Your goal - Reproduce every line of the material below verbatim, in its original order.

━━━ Supplied information

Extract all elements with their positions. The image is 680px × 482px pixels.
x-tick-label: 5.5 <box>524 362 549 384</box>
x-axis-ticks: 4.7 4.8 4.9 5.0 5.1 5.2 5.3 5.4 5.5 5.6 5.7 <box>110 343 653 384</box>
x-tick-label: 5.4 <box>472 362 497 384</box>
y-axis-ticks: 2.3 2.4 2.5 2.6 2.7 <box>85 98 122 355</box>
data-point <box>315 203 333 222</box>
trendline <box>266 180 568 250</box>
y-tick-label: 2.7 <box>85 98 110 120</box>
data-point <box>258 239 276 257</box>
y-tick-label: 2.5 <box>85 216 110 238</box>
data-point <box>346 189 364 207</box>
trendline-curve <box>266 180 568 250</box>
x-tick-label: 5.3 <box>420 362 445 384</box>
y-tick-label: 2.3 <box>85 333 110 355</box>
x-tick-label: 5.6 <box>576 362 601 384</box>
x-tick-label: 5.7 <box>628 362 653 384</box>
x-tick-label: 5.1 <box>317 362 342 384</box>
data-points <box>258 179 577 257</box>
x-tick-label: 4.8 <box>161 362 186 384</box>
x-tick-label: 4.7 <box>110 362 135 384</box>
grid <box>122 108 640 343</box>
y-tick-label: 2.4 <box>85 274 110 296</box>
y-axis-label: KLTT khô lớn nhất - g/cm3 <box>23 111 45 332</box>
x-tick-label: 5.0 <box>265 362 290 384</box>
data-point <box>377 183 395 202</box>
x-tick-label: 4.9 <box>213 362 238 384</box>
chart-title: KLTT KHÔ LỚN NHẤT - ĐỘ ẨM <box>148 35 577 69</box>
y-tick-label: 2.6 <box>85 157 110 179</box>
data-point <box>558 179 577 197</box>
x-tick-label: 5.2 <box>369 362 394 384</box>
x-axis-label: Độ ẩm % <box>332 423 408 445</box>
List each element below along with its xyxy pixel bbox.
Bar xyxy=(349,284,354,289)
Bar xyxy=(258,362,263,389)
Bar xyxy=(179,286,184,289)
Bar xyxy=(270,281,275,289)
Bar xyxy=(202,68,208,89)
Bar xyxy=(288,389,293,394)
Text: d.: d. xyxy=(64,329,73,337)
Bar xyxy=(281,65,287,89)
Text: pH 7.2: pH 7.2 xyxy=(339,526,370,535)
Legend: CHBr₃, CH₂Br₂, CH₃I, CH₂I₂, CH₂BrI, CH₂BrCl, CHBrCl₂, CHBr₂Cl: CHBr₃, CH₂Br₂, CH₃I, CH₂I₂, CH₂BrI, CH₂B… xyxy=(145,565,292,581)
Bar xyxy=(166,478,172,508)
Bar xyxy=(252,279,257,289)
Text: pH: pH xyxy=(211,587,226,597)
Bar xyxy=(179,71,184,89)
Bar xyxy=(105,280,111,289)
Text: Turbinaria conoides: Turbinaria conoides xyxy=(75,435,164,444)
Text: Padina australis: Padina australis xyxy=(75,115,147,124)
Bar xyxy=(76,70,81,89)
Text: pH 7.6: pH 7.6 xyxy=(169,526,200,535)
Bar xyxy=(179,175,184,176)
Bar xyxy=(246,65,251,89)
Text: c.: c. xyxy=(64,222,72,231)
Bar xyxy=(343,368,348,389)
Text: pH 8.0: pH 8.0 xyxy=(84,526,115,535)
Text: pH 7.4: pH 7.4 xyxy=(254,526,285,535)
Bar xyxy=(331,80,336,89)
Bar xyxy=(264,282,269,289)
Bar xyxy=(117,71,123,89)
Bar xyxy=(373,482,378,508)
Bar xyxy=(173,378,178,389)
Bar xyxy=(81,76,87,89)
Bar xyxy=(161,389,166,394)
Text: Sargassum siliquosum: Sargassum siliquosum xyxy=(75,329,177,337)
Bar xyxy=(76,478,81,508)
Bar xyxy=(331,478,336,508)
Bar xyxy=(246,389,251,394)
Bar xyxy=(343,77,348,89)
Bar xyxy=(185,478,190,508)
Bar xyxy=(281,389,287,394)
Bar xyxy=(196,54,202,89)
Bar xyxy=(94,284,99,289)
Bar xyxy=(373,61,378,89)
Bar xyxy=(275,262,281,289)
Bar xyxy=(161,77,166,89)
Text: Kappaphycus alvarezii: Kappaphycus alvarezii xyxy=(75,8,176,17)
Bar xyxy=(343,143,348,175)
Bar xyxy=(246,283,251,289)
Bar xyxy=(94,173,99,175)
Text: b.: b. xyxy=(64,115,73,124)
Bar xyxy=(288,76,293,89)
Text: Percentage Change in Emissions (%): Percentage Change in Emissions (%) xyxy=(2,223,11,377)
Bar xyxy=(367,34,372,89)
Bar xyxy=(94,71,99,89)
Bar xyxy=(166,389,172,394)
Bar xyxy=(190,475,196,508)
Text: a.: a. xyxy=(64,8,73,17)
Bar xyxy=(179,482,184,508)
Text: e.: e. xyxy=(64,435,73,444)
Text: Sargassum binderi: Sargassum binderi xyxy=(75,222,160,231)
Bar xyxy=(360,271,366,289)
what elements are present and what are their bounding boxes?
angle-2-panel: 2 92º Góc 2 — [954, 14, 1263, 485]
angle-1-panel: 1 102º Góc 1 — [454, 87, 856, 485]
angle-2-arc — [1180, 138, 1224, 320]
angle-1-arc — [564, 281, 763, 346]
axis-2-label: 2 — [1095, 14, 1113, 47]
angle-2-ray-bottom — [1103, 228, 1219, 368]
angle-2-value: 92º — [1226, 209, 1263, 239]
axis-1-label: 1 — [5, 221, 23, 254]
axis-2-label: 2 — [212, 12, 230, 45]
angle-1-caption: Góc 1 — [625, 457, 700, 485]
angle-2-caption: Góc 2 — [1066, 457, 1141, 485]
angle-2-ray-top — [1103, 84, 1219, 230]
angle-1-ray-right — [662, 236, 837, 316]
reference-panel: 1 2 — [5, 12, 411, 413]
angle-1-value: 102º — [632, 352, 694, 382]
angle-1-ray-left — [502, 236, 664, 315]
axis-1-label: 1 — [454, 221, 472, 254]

━━━━━━

Output for this task -
Extract all elements with their positions. The image is 680px × 482px pixels.
x-tick-label: 5.5 <box>524 362 549 384</box>
x-axis-ticks: 4.7 4.8 4.9 5.0 5.1 5.2 5.3 5.4 5.5 5.6 5.7 <box>110 343 653 384</box>
x-tick-label: 5.4 <box>472 362 497 384</box>
y-axis-ticks: 2.3 2.4 2.5 2.6 2.7 <box>85 98 122 355</box>
data-point <box>315 203 333 222</box>
trendline <box>266 180 568 250</box>
y-tick-label: 2.7 <box>85 98 110 120</box>
data-point <box>258 239 276 257</box>
y-tick-label: 2.5 <box>85 216 110 238</box>
data-point <box>346 189 364 207</box>
trendline-curve <box>266 180 568 250</box>
x-tick-label: 5.3 <box>420 362 445 384</box>
y-tick-label: 2.3 <box>85 333 110 355</box>
x-tick-label: 5.6 <box>576 362 601 384</box>
x-tick-label: 5.7 <box>628 362 653 384</box>
x-tick-label: 5.1 <box>317 362 342 384</box>
data-points <box>258 179 577 257</box>
x-tick-label: 4.8 <box>161 362 186 384</box>
x-tick-label: 4.7 <box>110 362 135 384</box>
grid <box>122 108 640 343</box>
y-tick-label: 2.4 <box>85 274 110 296</box>
y-axis-label: KLTT khô lớn nhất - g/cm3 <box>23 111 45 332</box>
x-tick-label: 5.0 <box>265 362 290 384</box>
data-point <box>377 183 395 202</box>
x-tick-label: 4.9 <box>213 362 238 384</box>
chart-title: KLTT KHÔ LỚN NHẤT - ĐỘ ẨM <box>148 35 577 69</box>
y-tick-label: 2.6 <box>85 157 110 179</box>
data-point <box>558 179 577 197</box>
x-tick-label: 5.2 <box>369 362 394 384</box>
x-axis-label: Độ ẩm % <box>332 423 408 445</box>
List each element below along with its xyxy pixel bbox.
Bar xyxy=(349,284,354,289)
Bar xyxy=(258,362,263,389)
Bar xyxy=(179,286,184,289)
Bar xyxy=(270,281,275,289)
Bar xyxy=(202,68,208,89)
Bar xyxy=(288,389,293,394)
Text: d.: d. xyxy=(64,329,73,337)
Bar xyxy=(281,65,287,89)
Text: pH 7.2: pH 7.2 xyxy=(339,526,370,535)
Legend: CHBr₃, CH₂Br₂, CH₃I, CH₂I₂, CH₂BrI, CH₂BrCl, CHBrCl₂, CHBr₂Cl: CHBr₃, CH₂Br₂, CH₃I, CH₂I₂, CH₂BrI, CH₂B… xyxy=(145,565,292,581)
Bar xyxy=(166,478,172,508)
Bar xyxy=(252,279,257,289)
Text: pH: pH xyxy=(211,587,226,597)
Bar xyxy=(179,71,184,89)
Bar xyxy=(105,280,111,289)
Text: Turbinaria conoides: Turbinaria conoides xyxy=(75,435,164,444)
Text: Padina australis: Padina australis xyxy=(75,115,147,124)
Bar xyxy=(76,70,81,89)
Text: pH 7.6: pH 7.6 xyxy=(169,526,200,535)
Bar xyxy=(179,175,184,176)
Bar xyxy=(246,65,251,89)
Text: c.: c. xyxy=(64,222,72,231)
Bar xyxy=(343,368,348,389)
Text: pH 8.0: pH 8.0 xyxy=(84,526,115,535)
Text: pH 7.4: pH 7.4 xyxy=(254,526,285,535)
Bar xyxy=(331,80,336,89)
Bar xyxy=(264,282,269,289)
Bar xyxy=(117,71,123,89)
Bar xyxy=(373,482,378,508)
Bar xyxy=(173,378,178,389)
Bar xyxy=(81,76,87,89)
Bar xyxy=(161,389,166,394)
Text: Sargassum siliquosum: Sargassum siliquosum xyxy=(75,329,177,337)
Bar xyxy=(76,478,81,508)
Bar xyxy=(331,478,336,508)
Bar xyxy=(246,389,251,394)
Bar xyxy=(343,77,348,89)
Bar xyxy=(185,478,190,508)
Bar xyxy=(281,389,287,394)
Bar xyxy=(196,54,202,89)
Bar xyxy=(94,284,99,289)
Bar xyxy=(373,61,378,89)
Bar xyxy=(275,262,281,289)
Bar xyxy=(161,77,166,89)
Text: Kappaphycus alvarezii: Kappaphycus alvarezii xyxy=(75,8,176,17)
Bar xyxy=(343,143,348,175)
Bar xyxy=(246,283,251,289)
Bar xyxy=(94,173,99,175)
Text: b.: b. xyxy=(64,115,73,124)
Bar xyxy=(288,76,293,89)
Text: Percentage Change in Emissions (%): Percentage Change in Emissions (%) xyxy=(2,223,11,377)
Bar xyxy=(367,34,372,89)
Bar xyxy=(94,71,99,89)
Bar xyxy=(166,389,172,394)
Bar xyxy=(190,475,196,508)
Text: a.: a. xyxy=(64,8,73,17)
Bar xyxy=(179,482,184,508)
Text: e.: e. xyxy=(64,435,73,444)
Text: Sargassum binderi: Sargassum binderi xyxy=(75,222,160,231)
Bar xyxy=(360,271,366,289)
what elements are present and what are their bounding boxes?
angle-2-panel: 2 92º Góc 2 — [954, 14, 1263, 485]
angle-1-panel: 1 102º Góc 1 — [454, 87, 856, 485]
angle-2-arc — [1180, 138, 1224, 320]
angle-1-arc — [564, 281, 763, 346]
axis-2-label: 2 — [1095, 14, 1113, 47]
angle-2-ray-bottom — [1103, 228, 1219, 368]
angle-2-value: 92º — [1226, 209, 1263, 239]
axis-1-label: 1 — [5, 221, 23, 254]
axis-2-label: 2 — [212, 12, 230, 45]
angle-1-caption: Góc 1 — [625, 457, 700, 485]
angle-2-caption: Góc 2 — [1066, 457, 1141, 485]
angle-2-ray-top — [1103, 84, 1219, 230]
angle-1-ray-right — [662, 236, 837, 316]
reference-panel: 1 2 — [5, 12, 411, 413]
angle-1-value: 102º — [632, 352, 694, 382]
angle-1-ray-left — [502, 236, 664, 315]
axis-1-label: 1 — [454, 221, 472, 254]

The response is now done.